PROBLEM STATEMENT »
Make an exact copy of each entry, leaving out every picture.

RECORD SET »
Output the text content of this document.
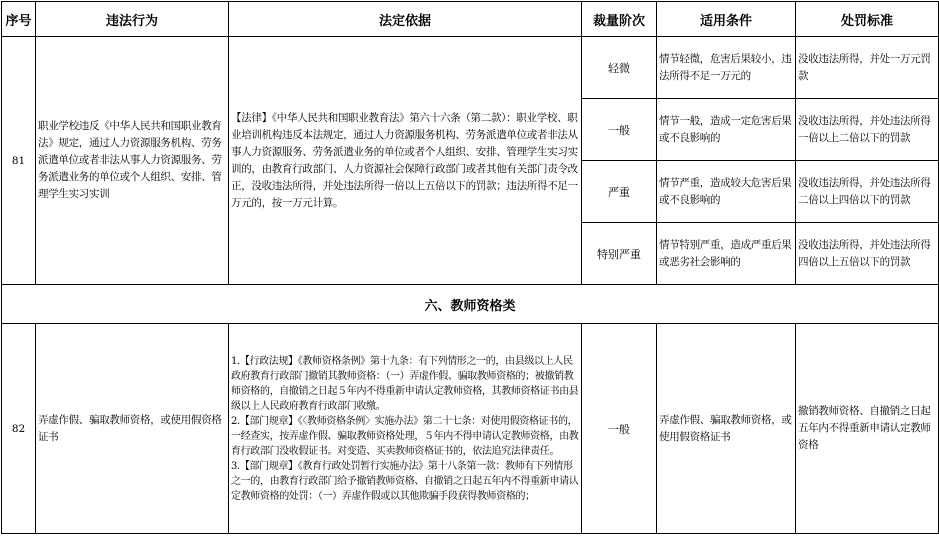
序号	违法行为	法定依据	裁量阶次	适用条件	处罚标准
81	职业学校违反《中华人民共和国职业教育法》规定，通过人力资源服务机构、劳务派遣单位或者非法从事人力资源服务、劳务派遣业务的单位或个人组织、安排、管理学生实习实训	【法律】《中华人民共和国职业教育法》第六十六条（第二款）：职业学校、职业培训机构违反本法规定，通过人力资源服务机构、劳务派遣单位或者非法从事人力资源服务、劳务派遣业务的单位或者个人组织、安排、管理学生实习实训的，由教育行政部门、人力资源社会保障行政部门或者其他有关部门责令改正，没收违法所得，并处违法所得一倍以上五倍以下的罚款；违法所得不足一万元的，按一万元计算。	轻微	情节轻微，危害后果较小，违法所得不足一万元的	没收违法所得，并处一万元罚款
			一般	情节一般，造成一定危害后果或不良影响的	没收违法所得，并处违法所得一倍以上二倍以下的罚款
			严重	情节严重，造成较大危害后果或不良影响的	没收违法所得，并处违法所得二倍以上四倍以下的罚款
			特别严重	情节特别严重，造成严重后果或恶劣社会影响的	没收违法所得，并处违法所得四倍以上五倍以下的罚款
六、教师资格类					
82	弄虚作假、骗取教师资格，或使用假资格证书	1.【行政法规】《教师资格条例》第十九条：有下列情形之一的，由县级以上人民政府教育行政部门撤销其教师资格：（一）弄虚作假、骗取教师资格的；被撤销教师资格的，自撤销之日起５年内不得重新申请认定教师资格，其教师资格证书由县级以上人民政府教育行政部门收缴。
2.【部门规章】《〈教师资格条例〉实施办法》第二十七条：对使用假资格证书的，一经查实，按弄虚作假、骗取教师资格处理，５年内不得申请认定教师资格，由教育行政部门没收假证书。对变造、买卖教师资格证书的，依法追究法律责任。
3.【部门规章】《教育行政处罚暂行实施办法》第十八条第一款：教师有下列情形之一的，由教育行政部门给予撤销教师资格、自撤销之日起五年内不得重新申请认定教师资格的处罚：（一）弄虚作假或以其他欺骗手段获得教师资格的；	一般	弄虚作假、骗取教师资格，或使用假资格证书	撤销教师资格、自撤销之日起五年内不得重新申请认定教师资格
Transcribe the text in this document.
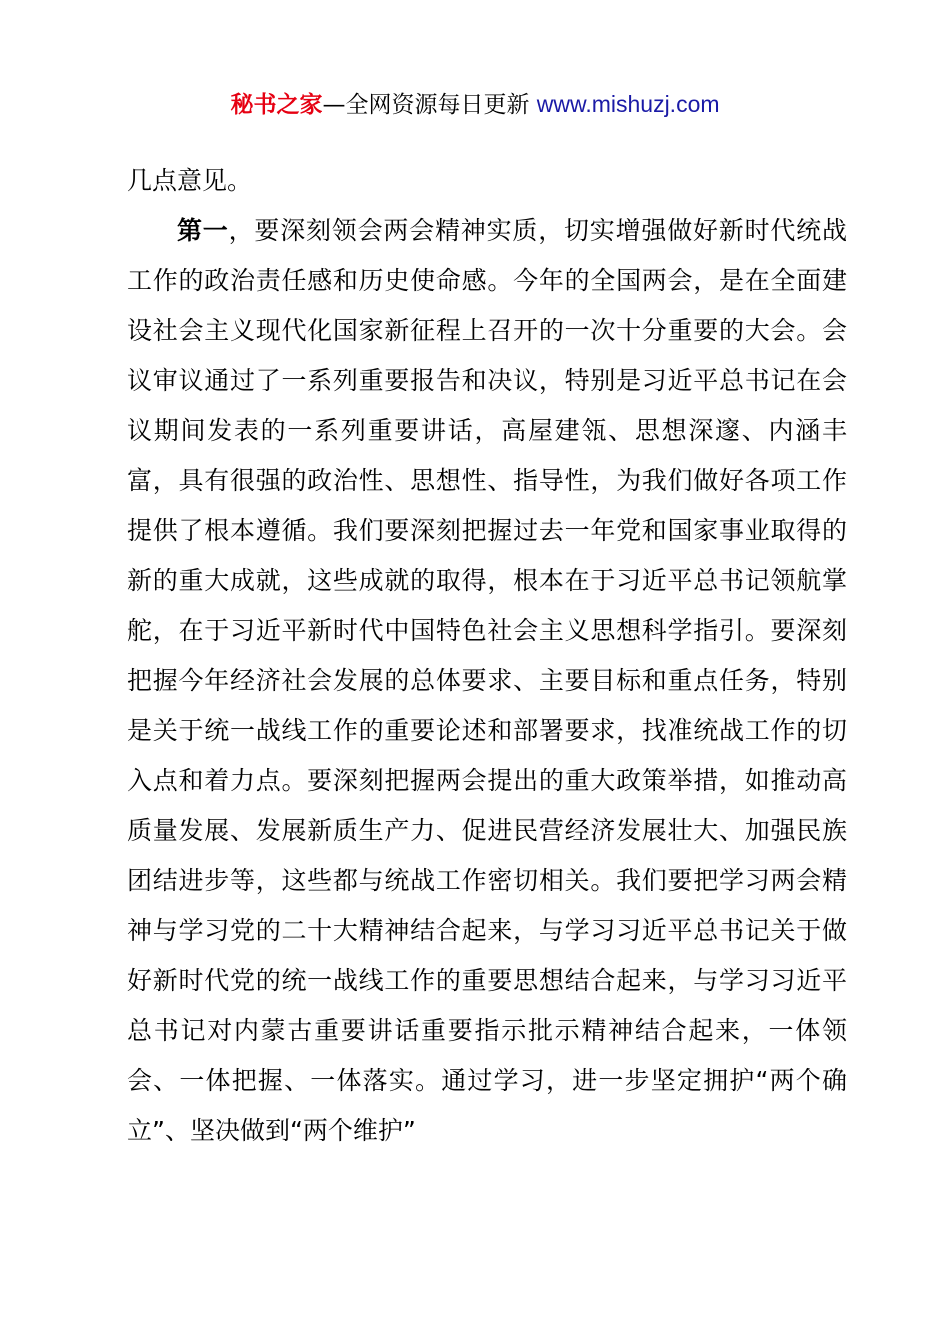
秘书之家—全网资源每日更新 www.mishuzj.com

几点意见。

第一，要深刻领会两会精神实质，切实增强做好新时代统战工作的政治责任感和历史使命感。今年的全国两会，是在全面建设社会主义现代化国家新征程上召开的一次十分重要的大会。会议审议通过了一系列重要报告和决议，特别是习近平总书记在会议期间发表的一系列重要讲话，高屋建瓴、思想深邃、内涵丰富，具有很强的政治性、思想性、指导性，为我们做好各项工作提供了根本遵循。我们要深刻把握过去一年党和国家事业取得的新的重大成就，这些成就的取得，根本在于习近平总书记领航掌舵，在于习近平新时代中国特色社会主义思想科学指引。要深刻把握今年经济社会发展的总体要求、主要目标和重点任务，特别是关于统一战线工作的重要论述和部署要求，找准统战工作的切入点和着力点。要深刻把握两会提出的重大政策举措，如推动高质量发展、发展新质生产力、促进民营经济发展壮大、加强民族团结进步等，这些都与统战工作密切相关。我们要把学习两会精神与学习党的二十大精神结合起来，与学习习近平总书记关于做好新时代党的统一战线工作的重要思想结合起来，与学习习近平总书记对内蒙古重要讲话重要指示批示精神结合起来，一体领会、一体把握、一体落实。通过学习，进一步坚定拥护“两个确立”、坚决做到“两个维护”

RESPONSE TO THIS TASK »
Output the text content of this document.
序号	违法行为	法定依据	裁量阶次	适用条件	处罚标准
81	职业学校违反《中华人民共和国职业教育法》规定，通过人力资源服务机构、劳务派遣单位或者非法从事人力资源服务、劳务派遣业务的单位或个人组织、安排、管理学生实习实训	【法律】《中华人民共和国职业教育法》第六十六条（第二款）：职业学校、职业培训机构违反本法规定，通过人力资源服务机构、劳务派遣单位或者非法从事人力资源服务、劳务派遣业务的单位或者个人组织、安排、管理学生实习实训的，由教育行政部门、人力资源社会保障行政部门或者其他有关部门责令改正，没收违法所得，并处违法所得一倍以上五倍以下的罚款；违法所得不足一万元的，按一万元计算。	轻微	情节轻微，危害后果较小，违法所得不足一万元的	没收违法所得，并处一万元罚款
			一般	情节一般，造成一定危害后果或不良影响的	没收违法所得，并处违法所得一倍以上二倍以下的罚款
			严重	情节严重，造成较大危害后果或不良影响的	没收违法所得，并处违法所得二倍以上四倍以下的罚款
			特别严重	情节特别严重，造成严重后果或恶劣社会影响的	没收违法所得，并处违法所得四倍以上五倍以下的罚款
六、教师资格类					
82	弄虚作假、骗取教师资格，或使用假资格证书	1.【行政法规】《教师资格条例》第十九条：有下列情形之一的，由县级以上人民政府教育行政部门撤销其教师资格：（一）弄虚作假、骗取教师资格的；被撤销教师资格的，自撤销之日起５年内不得重新申请认定教师资格，其教师资格证书由县级以上人民政府教育行政部门收缴。
2.【部门规章】《〈教师资格条例〉实施办法》第二十七条：对使用假资格证书的，一经查实，按弄虚作假、骗取教师资格处理，５年内不得申请认定教师资格，由教育行政部门没收假证书。对变造、买卖教师资格证书的，依法追究法律责任。
3.【部门规章】《教育行政处罚暂行实施办法》第十八条第一款：教师有下列情形之一的，由教育行政部门给予撤销教师资格、自撤销之日起五年内不得重新申请认定教师资格的处罚：（一）弄虚作假或以其他欺骗手段获得教师资格的；	一般	弄虚作假、骗取教师资格，或使用假资格证书	撤销教师资格、自撤销之日起五年内不得重新申请认定教师资格
Transcribe the text in this document.
秘书之家—全网资源每日更新 www.mishuzj.com

几点意见。

第一，要深刻领会两会精神实质，切实增强做好新时代统战工作的政治责任感和历史使命感。今年的全国两会，是在全面建设社会主义现代化国家新征程上召开的一次十分重要的大会。会议审议通过了一系列重要报告和决议，特别是习近平总书记在会议期间发表的一系列重要讲话，高屋建瓴、思想深邃、内涵丰富，具有很强的政治性、思想性、指导性，为我们做好各项工作提供了根本遵循。我们要深刻把握过去一年党和国家事业取得的新的重大成就，这些成就的取得，根本在于习近平总书记领航掌舵，在于习近平新时代中国特色社会主义思想科学指引。要深刻把握今年经济社会发展的总体要求、主要目标和重点任务，特别是关于统一战线工作的重要论述和部署要求，找准统战工作的切入点和着力点。要深刻把握两会提出的重大政策举措，如推动高质量发展、发展新质生产力、促进民营经济发展壮大、加强民族团结进步等，这些都与统战工作密切相关。我们要把学习两会精神与学习党的二十大精神结合起来，与学习习近平总书记关于做好新时代党的统一战线工作的重要思想结合起来，与学习习近平总书记对内蒙古重要讲话重要指示批示精神结合起来，一体领会、一体把握、一体落实。通过学习，进一步坚定拥护“两个确立”、坚决做到“两个维护”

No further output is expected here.